#### ITEMS ####

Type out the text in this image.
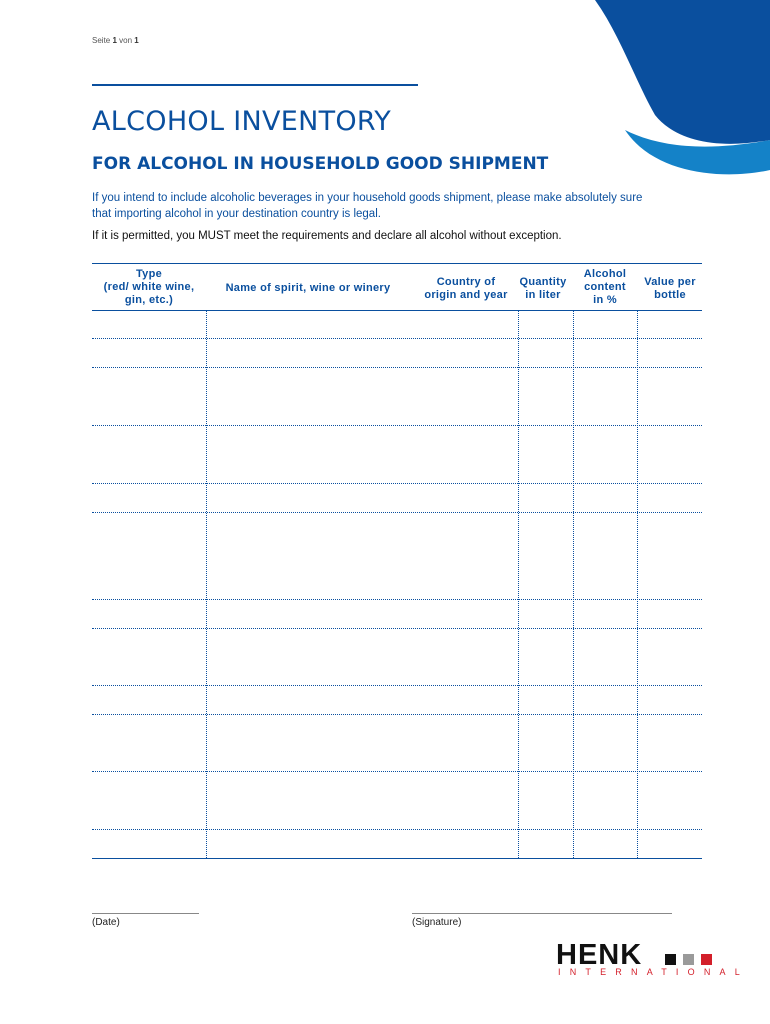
Seite 1 von 1
ALCOHOL INVENTORY
FOR ALCOHOL IN HOUSEHOLD GOOD SHIPMENT

If you intend to include alcoholic beverages in your household goods shipment, please make absolutely sure that importing alcohol in your destination country is legal.

If it is permitted, you MUST meet the requirements and declare all alcohol without exception.

Type
(red/ white wine,
gin, etc.)
Name of spirit, wine or winery	Country of
origin and year
Quantity
in liter
Alcohol
content
in %
Value per
bottle
(Date)	(Signature)
HENK
INTERNATIONAL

####

» **EXERCISE REQUIREMENTS**: Without the images, write out each line of the data verbatim.

» **SOLUTION TO THIS PROBLEM**:
Type out the text in this image.
Seite 1 von 1
ALCOHOL INVENTORY
FOR ALCOHOL IN HOUSEHOLD GOOD SHIPMENT

If you intend to include alcoholic beverages in your household goods shipment, please make absolutely sure that importing alcohol in your destination country is legal.

If it is permitted, you MUST meet the requirements and declare all alcohol without exception.

Type
(red/ white wine,
gin, etc.)
Name of spirit, wine or winery	Country of
origin and year
Quantity
in liter
Alcohol
content
in %
Value per
bottle
(Date)	(Signature)
HENK
INTERNATIONAL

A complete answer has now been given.